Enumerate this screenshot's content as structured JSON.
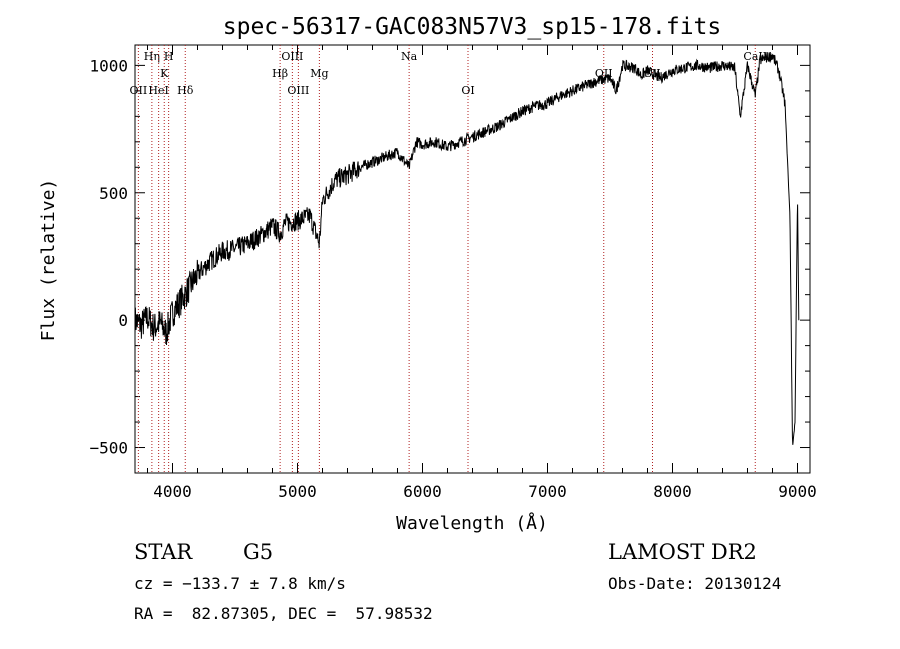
{
  "chart_data": {
    "type": "line",
    "title": "spec-56317-GAC083N57V3_sp15-178.fits",
    "xlabel": "Wavelength (Å)",
    "ylabel": "Flux (relative)",
    "xlim": [
      3700,
      9100
    ],
    "ylim": [
      -600,
      1080
    ],
    "x_ticks": [
      4000,
      5000,
      6000,
      7000,
      8000,
      9000
    ],
    "x_tick_labels": [
      "4000",
      "5000",
      "6000",
      "7000",
      "8000",
      "9000"
    ],
    "y_ticks": [
      -500,
      0,
      500,
      1000
    ],
    "y_tick_labels": [
      "−500",
      "0",
      "500",
      "1000"
    ],
    "grid": false,
    "line_color": "#000000",
    "marker_color": "#b02020",
    "series": [
      {
        "x": [
          3700,
          3750,
          3800,
          3850,
          3900,
          3950,
          4000,
          4100,
          4200,
          4300,
          4400,
          4500,
          4600,
          4700,
          4800,
          4861,
          4900,
          5000,
          5100,
          5175,
          5200,
          5300,
          5400,
          5500,
          5600,
          5700,
          5800,
          5893,
          5950,
          6000,
          6100,
          6200,
          6300,
          6400,
          6500,
          6600,
          6700,
          6800,
          6900,
          7000,
          7100,
          7200,
          7300,
          7400,
          7500,
          7550,
          7600,
          7700,
          7750,
          7800,
          7900,
          8000,
          8100,
          8200,
          8300,
          8400,
          8498,
          8542,
          8600,
          8662,
          8700,
          8750,
          8800,
          8850,
          8900,
          8940,
          8960,
          8980,
          9000,
          9010
        ],
        "y": [
          0,
          -20,
          10,
          -30,
          -10,
          -50,
          30,
          100,
          180,
          230,
          270,
          280,
          300,
          330,
          370,
          340,
          380,
          390,
          410,
          300,
          470,
          550,
          570,
          600,
          620,
          640,
          660,
          600,
          700,
          690,
          700,
          680,
          700,
          720,
          740,
          760,
          790,
          820,
          840,
          850,
          880,
          900,
          920,
          940,
          950,
          900,
          1000,
          990,
          960,
          980,
          950,
          980,
          990,
          1000,
          990,
          1000,
          990,
          800,
          1000,
          880,
          1020,
          1030,
          1040,
          980,
          850,
          400,
          -500,
          -400,
          500,
          0
        ]
      }
    ],
    "annotations": [
      {
        "label": "OII",
        "x": 3727
      },
      {
        "label": "Hη",
        "x": 3835
      },
      {
        "label": "HeI",
        "x": 3889
      },
      {
        "label": "K",
        "x": 3934
      },
      {
        "label": "H",
        "x": 3969
      },
      {
        "label": "Hδ",
        "x": 4102
      },
      {
        "label": "Hβ",
        "x": 4861
      },
      {
        "label": "OIII",
        "x": 4959
      },
      {
        "label": "OIII",
        "x": 5007
      },
      {
        "label": "Mg",
        "x": 5175
      },
      {
        "label": "Na",
        "x": 5893
      },
      {
        "label": "OI",
        "x": 6364
      },
      {
        "label": "OII",
        "x": 7450
      },
      {
        "label": "SII",
        "x": 7840
      },
      {
        "label": "CaII",
        "x": 8662
      }
    ]
  },
  "info": {
    "class_label": "STAR",
    "subclass": "G5",
    "survey": "LAMOST DR2",
    "redshift_text": "cz = −133.7 ± 7.8 km/s",
    "obs_date": "Obs-Date: 20130124",
    "coords_text": "RA =  82.87305, DEC =  57.98532"
  }
}
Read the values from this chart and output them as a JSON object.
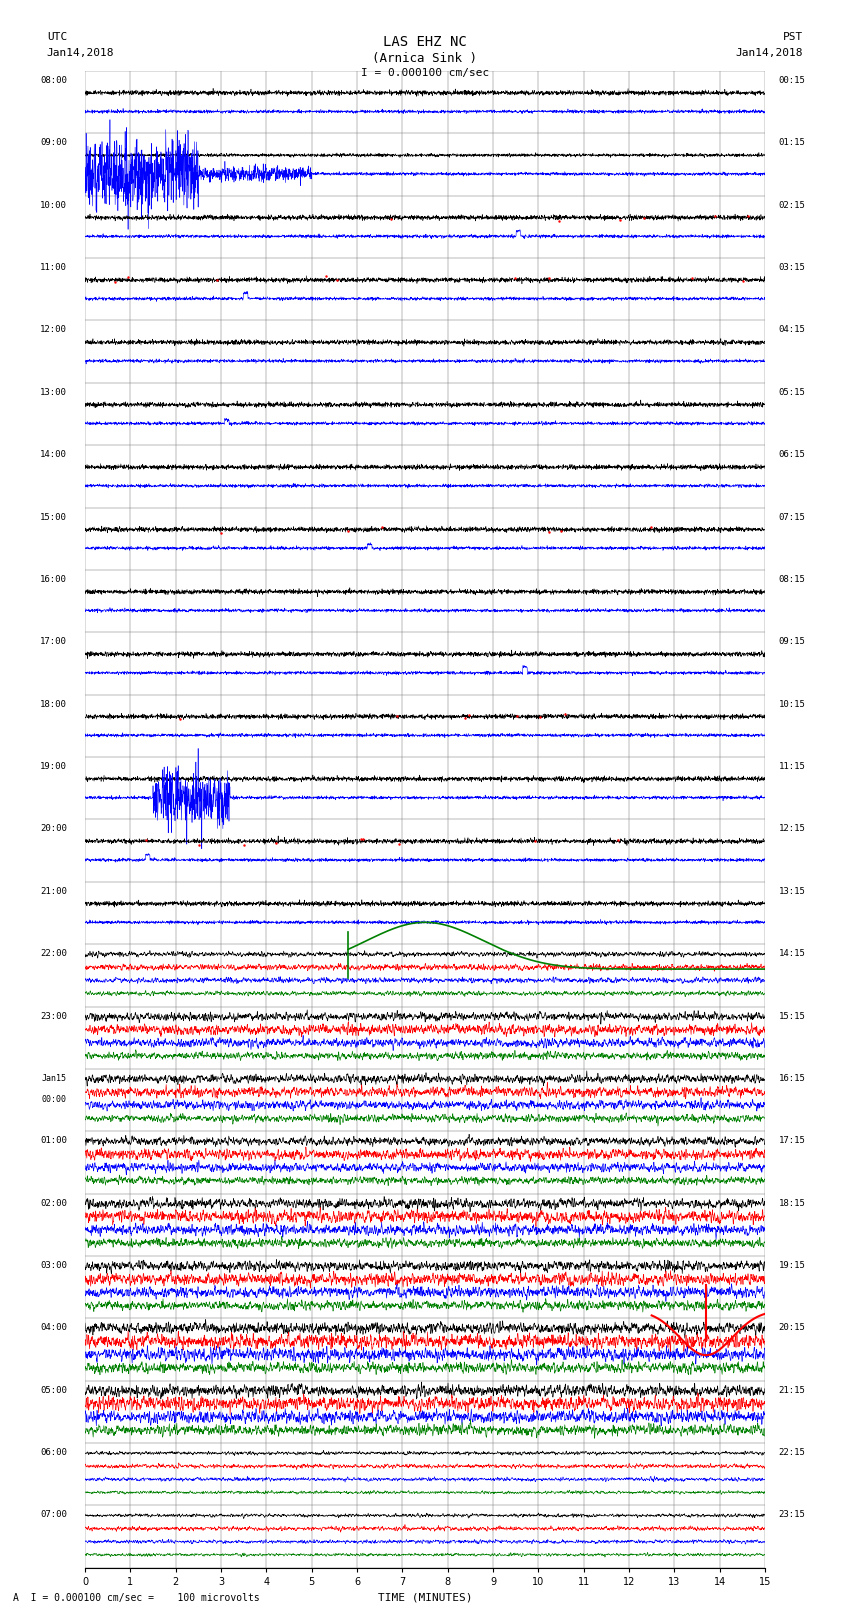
{
  "title_line1": "LAS EHZ NC",
  "title_line2": "(Arnica Sink )",
  "scale_label": "I = 0.000100 cm/sec",
  "left_date": "Jan14,2018",
  "right_date": "Jan14,2018",
  "left_tz": "UTC",
  "right_tz": "PST",
  "xlabel": "TIME (MINUTES)",
  "footer": "A  I = 0.000100 cm/sec =    100 microvolts",
  "bg_color": "#ffffff",
  "x_min": 0,
  "x_max": 15,
  "seed": 42
}
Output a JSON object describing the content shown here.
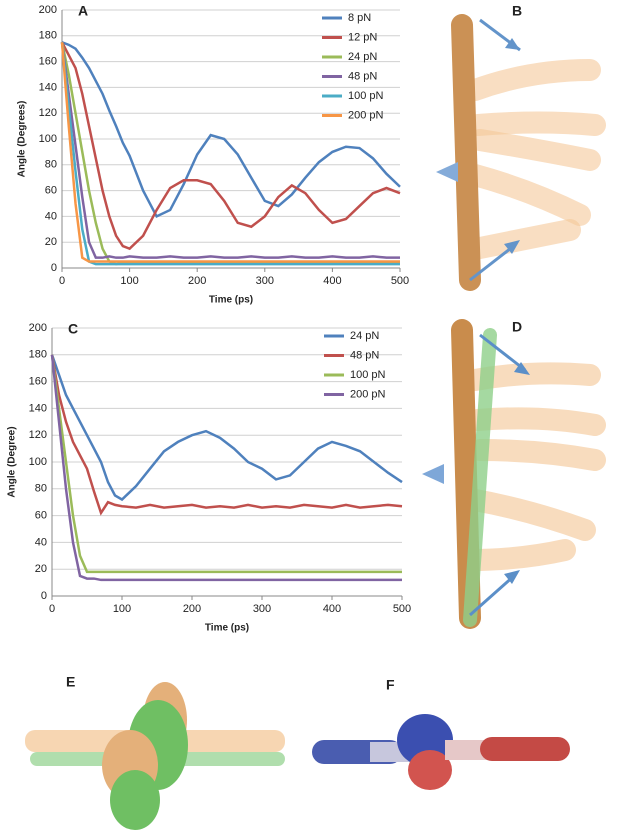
{
  "chart_data": [
    {
      "type": "line",
      "label": "A",
      "xlabel": "Time (ps)",
      "ylabel": "Angle (Degrees)",
      "x": [
        0,
        10,
        20,
        30,
        40,
        50,
        60,
        70,
        80,
        90,
        100,
        120,
        140,
        160,
        180,
        200,
        220,
        240,
        260,
        280,
        300,
        320,
        340,
        360,
        380,
        400,
        420,
        440,
        460,
        480,
        500
      ],
      "xlim": [
        0,
        500
      ],
      "xticks": [
        0,
        100,
        200,
        300,
        400,
        500
      ],
      "ylim": [
        0,
        200
      ],
      "yticks": [
        0,
        20,
        40,
        60,
        80,
        100,
        120,
        140,
        160,
        180,
        200
      ],
      "grid": true,
      "legend": "upper right",
      "series": [
        {
          "name": "8 pN",
          "color": "#4f81bd",
          "values": [
            175,
            173,
            170,
            163,
            155,
            145,
            135,
            122,
            110,
            97,
            87,
            60,
            40,
            45,
            65,
            88,
            103,
            100,
            88,
            70,
            52,
            48,
            57,
            70,
            82,
            90,
            94,
            93,
            85,
            73,
            63
          ]
        },
        {
          "name": "12 pN",
          "color": "#c0504d",
          "values": [
            175,
            165,
            155,
            135,
            110,
            85,
            60,
            40,
            25,
            17,
            15,
            25,
            45,
            62,
            68,
            68,
            65,
            52,
            35,
            32,
            40,
            55,
            64,
            58,
            45,
            35,
            38,
            48,
            58,
            62,
            58
          ]
        },
        {
          "name": "24 pN",
          "color": "#9bbb59",
          "values": [
            175,
            150,
            120,
            90,
            60,
            35,
            15,
            5,
            3,
            4,
            4,
            4,
            4,
            4,
            4,
            4,
            4,
            4,
            4,
            4,
            4,
            4,
            4,
            4,
            4,
            4,
            4,
            4,
            4,
            4,
            4
          ]
        },
        {
          "name": "48 pN",
          "color": "#8064a2",
          "values": [
            175,
            135,
            95,
            55,
            20,
            8,
            8,
            9,
            8,
            8,
            9,
            8,
            8,
            9,
            8,
            8,
            9,
            8,
            8,
            9,
            8,
            8,
            9,
            8,
            8,
            9,
            8,
            8,
            9,
            8,
            8
          ]
        },
        {
          "name": "100 pN",
          "color": "#4bacc6",
          "values": [
            175,
            125,
            75,
            30,
            5,
            3,
            3,
            3,
            3,
            3,
            3,
            3,
            3,
            3,
            3,
            3,
            3,
            3,
            3,
            3,
            3,
            3,
            3,
            3,
            3,
            3,
            3,
            3,
            3,
            3,
            3
          ]
        },
        {
          "name": "200 pN",
          "color": "#f79646",
          "values": [
            175,
            110,
            50,
            8,
            5,
            5,
            5,
            5,
            5,
            5,
            5,
            5,
            5,
            5,
            5,
            5,
            5,
            5,
            5,
            5,
            5,
            5,
            5,
            5,
            5,
            5,
            5,
            5,
            5,
            5,
            5
          ]
        }
      ]
    },
    {
      "type": "line",
      "label": "C",
      "xlabel": "Time (ps)",
      "ylabel": "Angle (Degree)",
      "x": [
        0,
        10,
        20,
        30,
        40,
        50,
        60,
        70,
        80,
        90,
        100,
        120,
        140,
        160,
        180,
        200,
        220,
        240,
        260,
        280,
        300,
        320,
        340,
        360,
        380,
        400,
        420,
        440,
        460,
        480,
        500
      ],
      "xlim": [
        0,
        500
      ],
      "xticks": [
        0,
        100,
        200,
        300,
        400,
        500
      ],
      "ylim": [
        0,
        200
      ],
      "yticks": [
        0,
        20,
        40,
        60,
        80,
        100,
        120,
        140,
        160,
        180,
        200
      ],
      "grid": true,
      "legend": "upper right",
      "series": [
        {
          "name": "24 pN",
          "color": "#4f81bd",
          "values": [
            180,
            165,
            150,
            140,
            130,
            120,
            110,
            100,
            85,
            75,
            72,
            82,
            95,
            108,
            115,
            120,
            123,
            118,
            110,
            100,
            95,
            87,
            90,
            100,
            110,
            115,
            112,
            108,
            100,
            92,
            85
          ]
        },
        {
          "name": "48 pN",
          "color": "#c0504d",
          "values": [
            180,
            150,
            130,
            115,
            105,
            95,
            78,
            62,
            70,
            68,
            67,
            66,
            68,
            66,
            67,
            68,
            66,
            67,
            66,
            68,
            66,
            67,
            66,
            68,
            67,
            66,
            68,
            66,
            67,
            68,
            67
          ]
        },
        {
          "name": "100 pN",
          "color": "#9bbb59",
          "values": [
            180,
            140,
            100,
            60,
            30,
            18,
            18,
            18,
            18,
            18,
            18,
            18,
            18,
            18,
            18,
            18,
            18,
            18,
            18,
            18,
            18,
            18,
            18,
            18,
            18,
            18,
            18,
            18,
            18,
            18,
            18
          ]
        },
        {
          "name": "200 pN",
          "color": "#8064a2",
          "values": [
            180,
            130,
            80,
            40,
            15,
            13,
            13,
            12,
            12,
            12,
            12,
            12,
            12,
            12,
            12,
            12,
            12,
            12,
            12,
            12,
            12,
            12,
            12,
            12,
            12,
            12,
            12,
            12,
            12,
            12,
            12
          ]
        }
      ]
    }
  ],
  "panel_labels": [
    "B",
    "D",
    "E",
    "F"
  ]
}
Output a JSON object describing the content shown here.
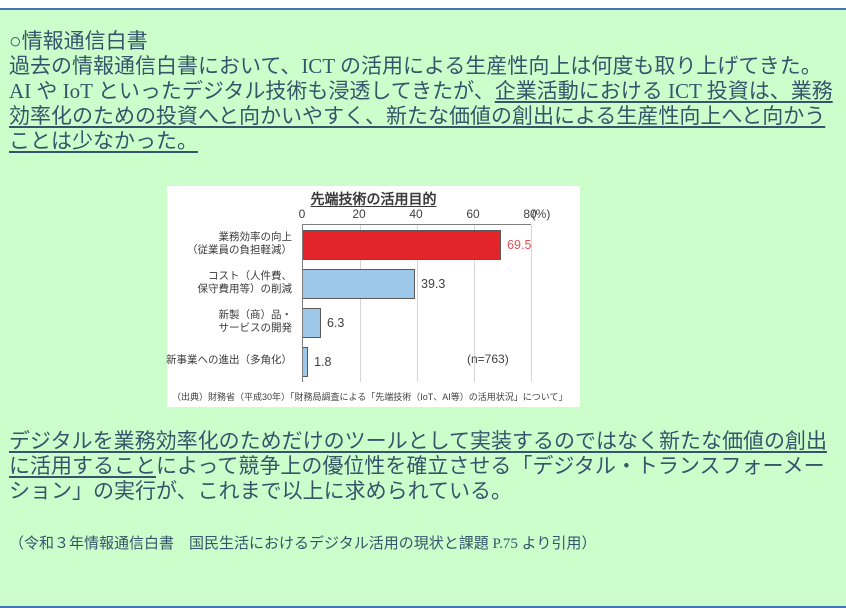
◇ ◇ ◇ ◇ ◇ ◇ ◇
### AIM
Copy out each line of the material that holds the word "Angle".

### PROBLEM SOLUTION
      "ylabel": "Angle (Degrees)",
      "ylabel": "Angle (Degree)",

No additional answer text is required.